*YOUR ASSIGNMENT:*
With nothing added or dropped, copy the data that follows exactly.

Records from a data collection
-- Opening Marker --
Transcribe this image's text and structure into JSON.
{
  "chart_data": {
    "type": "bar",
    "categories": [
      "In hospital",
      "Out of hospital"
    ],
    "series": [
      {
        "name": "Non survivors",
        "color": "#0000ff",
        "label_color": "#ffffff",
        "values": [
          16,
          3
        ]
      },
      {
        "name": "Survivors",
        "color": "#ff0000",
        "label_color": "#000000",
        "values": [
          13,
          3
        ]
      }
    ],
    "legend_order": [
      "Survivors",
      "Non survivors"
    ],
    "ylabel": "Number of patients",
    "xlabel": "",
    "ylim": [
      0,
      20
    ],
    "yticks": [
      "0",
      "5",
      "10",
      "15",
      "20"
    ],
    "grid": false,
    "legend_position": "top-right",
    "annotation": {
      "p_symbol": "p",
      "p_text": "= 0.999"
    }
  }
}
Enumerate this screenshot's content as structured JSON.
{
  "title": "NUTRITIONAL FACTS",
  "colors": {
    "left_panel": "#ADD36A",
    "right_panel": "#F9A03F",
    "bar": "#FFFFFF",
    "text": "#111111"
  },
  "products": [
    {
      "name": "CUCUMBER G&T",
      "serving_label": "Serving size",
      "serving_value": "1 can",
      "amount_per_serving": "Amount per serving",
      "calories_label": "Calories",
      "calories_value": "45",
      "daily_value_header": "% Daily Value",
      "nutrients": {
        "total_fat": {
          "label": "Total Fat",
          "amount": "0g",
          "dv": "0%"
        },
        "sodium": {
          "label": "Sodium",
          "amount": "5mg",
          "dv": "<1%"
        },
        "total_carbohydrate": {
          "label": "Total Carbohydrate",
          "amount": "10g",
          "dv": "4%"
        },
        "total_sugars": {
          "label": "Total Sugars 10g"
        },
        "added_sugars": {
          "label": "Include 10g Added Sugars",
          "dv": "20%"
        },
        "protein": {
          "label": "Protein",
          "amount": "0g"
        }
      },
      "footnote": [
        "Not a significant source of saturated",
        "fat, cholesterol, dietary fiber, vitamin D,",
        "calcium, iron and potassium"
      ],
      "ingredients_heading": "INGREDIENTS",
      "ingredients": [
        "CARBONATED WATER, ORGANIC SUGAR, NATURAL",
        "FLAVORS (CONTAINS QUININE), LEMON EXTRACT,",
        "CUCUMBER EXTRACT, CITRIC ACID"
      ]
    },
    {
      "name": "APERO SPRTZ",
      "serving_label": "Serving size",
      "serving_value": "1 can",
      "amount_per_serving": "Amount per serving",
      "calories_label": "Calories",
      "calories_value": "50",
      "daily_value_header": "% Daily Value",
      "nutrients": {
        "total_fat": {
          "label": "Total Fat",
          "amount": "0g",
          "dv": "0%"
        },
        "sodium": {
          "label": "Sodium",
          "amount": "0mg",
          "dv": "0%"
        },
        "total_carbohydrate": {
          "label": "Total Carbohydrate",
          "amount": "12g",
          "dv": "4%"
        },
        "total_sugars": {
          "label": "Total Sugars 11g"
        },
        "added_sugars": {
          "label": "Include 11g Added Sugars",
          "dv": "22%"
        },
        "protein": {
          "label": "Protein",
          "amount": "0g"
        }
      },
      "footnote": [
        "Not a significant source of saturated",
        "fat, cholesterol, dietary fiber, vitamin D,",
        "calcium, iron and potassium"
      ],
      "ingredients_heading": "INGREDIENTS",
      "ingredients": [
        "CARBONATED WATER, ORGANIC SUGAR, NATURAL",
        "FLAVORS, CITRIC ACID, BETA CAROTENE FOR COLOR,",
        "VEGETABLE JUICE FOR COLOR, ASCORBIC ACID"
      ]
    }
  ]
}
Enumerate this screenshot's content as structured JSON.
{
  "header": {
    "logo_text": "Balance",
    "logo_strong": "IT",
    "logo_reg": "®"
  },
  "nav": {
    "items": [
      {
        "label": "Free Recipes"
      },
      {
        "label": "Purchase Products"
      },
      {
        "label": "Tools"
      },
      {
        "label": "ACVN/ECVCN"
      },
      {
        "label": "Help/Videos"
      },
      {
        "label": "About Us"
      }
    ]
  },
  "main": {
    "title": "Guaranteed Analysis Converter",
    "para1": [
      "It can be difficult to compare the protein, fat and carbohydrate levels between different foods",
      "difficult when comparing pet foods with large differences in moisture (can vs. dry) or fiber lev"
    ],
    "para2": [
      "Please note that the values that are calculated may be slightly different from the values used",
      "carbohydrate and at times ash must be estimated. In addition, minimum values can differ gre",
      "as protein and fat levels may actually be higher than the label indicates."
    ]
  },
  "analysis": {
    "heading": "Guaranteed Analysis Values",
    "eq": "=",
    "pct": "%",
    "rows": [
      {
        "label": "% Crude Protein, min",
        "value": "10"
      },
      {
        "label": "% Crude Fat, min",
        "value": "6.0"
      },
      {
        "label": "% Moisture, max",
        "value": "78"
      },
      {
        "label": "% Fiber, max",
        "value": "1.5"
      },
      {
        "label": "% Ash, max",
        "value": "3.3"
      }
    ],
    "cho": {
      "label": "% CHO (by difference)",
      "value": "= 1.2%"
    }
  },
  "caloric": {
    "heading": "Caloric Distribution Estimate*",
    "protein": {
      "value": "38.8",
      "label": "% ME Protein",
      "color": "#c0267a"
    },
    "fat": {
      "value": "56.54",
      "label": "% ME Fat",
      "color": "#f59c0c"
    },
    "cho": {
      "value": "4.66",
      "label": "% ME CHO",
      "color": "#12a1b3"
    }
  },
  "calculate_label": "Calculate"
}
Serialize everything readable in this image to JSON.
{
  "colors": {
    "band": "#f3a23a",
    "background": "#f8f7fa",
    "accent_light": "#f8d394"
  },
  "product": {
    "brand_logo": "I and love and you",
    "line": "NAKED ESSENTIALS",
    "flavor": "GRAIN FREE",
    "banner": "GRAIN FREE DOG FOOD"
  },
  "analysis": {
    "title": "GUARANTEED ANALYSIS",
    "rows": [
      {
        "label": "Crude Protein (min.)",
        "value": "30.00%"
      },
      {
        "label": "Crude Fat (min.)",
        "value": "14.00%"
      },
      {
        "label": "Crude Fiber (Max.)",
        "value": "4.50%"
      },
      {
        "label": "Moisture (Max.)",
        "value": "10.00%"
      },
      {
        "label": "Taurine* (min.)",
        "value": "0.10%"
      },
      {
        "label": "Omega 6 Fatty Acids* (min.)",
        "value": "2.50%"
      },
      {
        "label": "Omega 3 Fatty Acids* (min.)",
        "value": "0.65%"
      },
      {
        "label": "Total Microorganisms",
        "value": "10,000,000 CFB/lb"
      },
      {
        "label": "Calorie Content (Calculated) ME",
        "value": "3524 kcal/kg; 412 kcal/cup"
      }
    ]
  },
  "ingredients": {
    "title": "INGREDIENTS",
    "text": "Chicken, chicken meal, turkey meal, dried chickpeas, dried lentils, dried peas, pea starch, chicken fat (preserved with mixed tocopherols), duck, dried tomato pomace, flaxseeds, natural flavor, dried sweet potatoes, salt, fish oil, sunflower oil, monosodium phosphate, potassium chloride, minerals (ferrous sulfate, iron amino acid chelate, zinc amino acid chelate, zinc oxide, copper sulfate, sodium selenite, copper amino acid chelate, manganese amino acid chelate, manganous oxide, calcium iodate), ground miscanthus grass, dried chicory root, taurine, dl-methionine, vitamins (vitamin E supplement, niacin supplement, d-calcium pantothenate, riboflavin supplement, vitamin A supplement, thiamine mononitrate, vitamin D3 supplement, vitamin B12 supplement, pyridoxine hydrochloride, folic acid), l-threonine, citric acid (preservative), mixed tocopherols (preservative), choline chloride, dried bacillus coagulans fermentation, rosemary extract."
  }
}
-- Closing Marker --
*PROBLEM SOLUTION:*
Transcribe this image's text and structure into JSON.
{
  "chart_data": {
    "type": "bar",
    "categories": [
      "In hospital",
      "Out of hospital"
    ],
    "series": [
      {
        "name": "Non survivors",
        "color": "#0000ff",
        "label_color": "#ffffff",
        "values": [
          16,
          3
        ]
      },
      {
        "name": "Survivors",
        "color": "#ff0000",
        "label_color": "#000000",
        "values": [
          13,
          3
        ]
      }
    ],
    "legend_order": [
      "Survivors",
      "Non survivors"
    ],
    "ylabel": "Number of patients",
    "xlabel": "",
    "ylim": [
      0,
      20
    ],
    "yticks": [
      "0",
      "5",
      "10",
      "15",
      "20"
    ],
    "grid": false,
    "legend_position": "top-right",
    "annotation": {
      "p_symbol": "p",
      "p_text": "= 0.999"
    }
  }
}
Enumerate this screenshot's content as structured JSON.
{
  "title": "NUTRITIONAL FACTS",
  "colors": {
    "left_panel": "#ADD36A",
    "right_panel": "#F9A03F",
    "bar": "#FFFFFF",
    "text": "#111111"
  },
  "products": [
    {
      "name": "CUCUMBER G&T",
      "serving_label": "Serving size",
      "serving_value": "1 can",
      "amount_per_serving": "Amount per serving",
      "calories_label": "Calories",
      "calories_value": "45",
      "daily_value_header": "% Daily Value",
      "nutrients": {
        "total_fat": {
          "label": "Total Fat",
          "amount": "0g",
          "dv": "0%"
        },
        "sodium": {
          "label": "Sodium",
          "amount": "5mg",
          "dv": "<1%"
        },
        "total_carbohydrate": {
          "label": "Total Carbohydrate",
          "amount": "10g",
          "dv": "4%"
        },
        "total_sugars": {
          "label": "Total Sugars 10g"
        },
        "added_sugars": {
          "label": "Include 10g Added Sugars",
          "dv": "20%"
        },
        "protein": {
          "label": "Protein",
          "amount": "0g"
        }
      },
      "footnote": [
        "Not a significant source of saturated",
        "fat, cholesterol, dietary fiber, vitamin D,",
        "calcium, iron and potassium"
      ],
      "ingredients_heading": "INGREDIENTS",
      "ingredients": [
        "CARBONATED WATER, ORGANIC SUGAR, NATURAL",
        "FLAVORS (CONTAINS QUININE), LEMON EXTRACT,",
        "CUCUMBER EXTRACT, CITRIC ACID"
      ]
    },
    {
      "name": "APERO SPRTZ",
      "serving_label": "Serving size",
      "serving_value": "1 can",
      "amount_per_serving": "Amount per serving",
      "calories_label": "Calories",
      "calories_value": "50",
      "daily_value_header": "% Daily Value",
      "nutrients": {
        "total_fat": {
          "label": "Total Fat",
          "amount": "0g",
          "dv": "0%"
        },
        "sodium": {
          "label": "Sodium",
          "amount": "0mg",
          "dv": "0%"
        },
        "total_carbohydrate": {
          "label": "Total Carbohydrate",
          "amount": "12g",
          "dv": "4%"
        },
        "total_sugars": {
          "label": "Total Sugars 11g"
        },
        "added_sugars": {
          "label": "Include 11g Added Sugars",
          "dv": "22%"
        },
        "protein": {
          "label": "Protein",
          "amount": "0g"
        }
      },
      "footnote": [
        "Not a significant source of saturated",
        "fat, cholesterol, dietary fiber, vitamin D,",
        "calcium, iron and potassium"
      ],
      "ingredients_heading": "INGREDIENTS",
      "ingredients": [
        "CARBONATED WATER, ORGANIC SUGAR, NATURAL",
        "FLAVORS, CITRIC ACID, BETA CAROTENE FOR COLOR,",
        "VEGETABLE JUICE FOR COLOR, ASCORBIC ACID"
      ]
    }
  ]
}
Enumerate this screenshot's content as structured JSON.
{
  "header": {
    "logo_text": "Balance",
    "logo_strong": "IT",
    "logo_reg": "®"
  },
  "nav": {
    "items": [
      {
        "label": "Free Recipes"
      },
      {
        "label": "Purchase Products"
      },
      {
        "label": "Tools"
      },
      {
        "label": "ACVN/ECVCN"
      },
      {
        "label": "Help/Videos"
      },
      {
        "label": "About Us"
      }
    ]
  },
  "main": {
    "title": "Guaranteed Analysis Converter",
    "para1": [
      "It can be difficult to compare the protein, fat and carbohydrate levels between different foods",
      "difficult when comparing pet foods with large differences in moisture (can vs. dry) or fiber lev"
    ],
    "para2": [
      "Please note that the values that are calculated may be slightly different from the values used",
      "carbohydrate and at times ash must be estimated. In addition, minimum values can differ gre",
      "as protein and fat levels may actually be higher than the label indicates."
    ]
  },
  "analysis": {
    "heading": "Guaranteed Analysis Values",
    "eq": "=",
    "pct": "%",
    "rows": [
      {
        "label": "% Crude Protein, min",
        "value": "10"
      },
      {
        "label": "% Crude Fat, min",
        "value": "6.0"
      },
      {
        "label": "% Moisture, max",
        "value": "78"
      },
      {
        "label": "% Fiber, max",
        "value": "1.5"
      },
      {
        "label": "% Ash, max",
        "value": "3.3"
      }
    ],
    "cho": {
      "label": "% CHO (by difference)",
      "value": "= 1.2%"
    }
  },
  "caloric": {
    "heading": "Caloric Distribution Estimate*",
    "protein": {
      "value": "38.8",
      "label": "% ME Protein",
      "color": "#c0267a"
    },
    "fat": {
      "value": "56.54",
      "label": "% ME Fat",
      "color": "#f59c0c"
    },
    "cho": {
      "value": "4.66",
      "label": "% ME CHO",
      "color": "#12a1b3"
    }
  },
  "calculate_label": "Calculate"
}
Serialize everything readable in this image to JSON.
{
  "colors": {
    "band": "#f3a23a",
    "background": "#f8f7fa",
    "accent_light": "#f8d394"
  },
  "product": {
    "brand_logo": "I and love and you",
    "line": "NAKED ESSENTIALS",
    "flavor": "GRAIN FREE",
    "banner": "GRAIN FREE DOG FOOD"
  },
  "analysis": {
    "title": "GUARANTEED ANALYSIS",
    "rows": [
      {
        "label": "Crude Protein (min.)",
        "value": "30.00%"
      },
      {
        "label": "Crude Fat (min.)",
        "value": "14.00%"
      },
      {
        "label": "Crude Fiber (Max.)",
        "value": "4.50%"
      },
      {
        "label": "Moisture (Max.)",
        "value": "10.00%"
      },
      {
        "label": "Taurine* (min.)",
        "value": "0.10%"
      },
      {
        "label": "Omega 6 Fatty Acids* (min.)",
        "value": "2.50%"
      },
      {
        "label": "Omega 3 Fatty Acids* (min.)",
        "value": "0.65%"
      },
      {
        "label": "Total Microorganisms",
        "value": "10,000,000 CFB/lb"
      },
      {
        "label": "Calorie Content (Calculated) ME",
        "value": "3524 kcal/kg; 412 kcal/cup"
      }
    ]
  },
  "ingredients": {
    "title": "INGREDIENTS",
    "text": "Chicken, chicken meal, turkey meal, dried chickpeas, dried lentils, dried peas, pea starch, chicken fat (preserved with mixed tocopherols), duck, dried tomato pomace, flaxseeds, natural flavor, dried sweet potatoes, salt, fish oil, sunflower oil, monosodium phosphate, potassium chloride, minerals (ferrous sulfate, iron amino acid chelate, zinc amino acid chelate, zinc oxide, copper sulfate, sodium selenite, copper amino acid chelate, manganese amino acid chelate, manganous oxide, calcium iodate), ground miscanthus grass, dried chicory root, taurine, dl-methionine, vitamins (vitamin E supplement, niacin supplement, d-calcium pantothenate, riboflavin supplement, vitamin A supplement, thiamine mononitrate, vitamin D3 supplement, vitamin B12 supplement, pyridoxine hydrochloride, folic acid), l-threonine, citric acid (preservative), mixed tocopherols (preservative), choline chloride, dried bacillus coagulans fermentation, rosemary extract."
  }
}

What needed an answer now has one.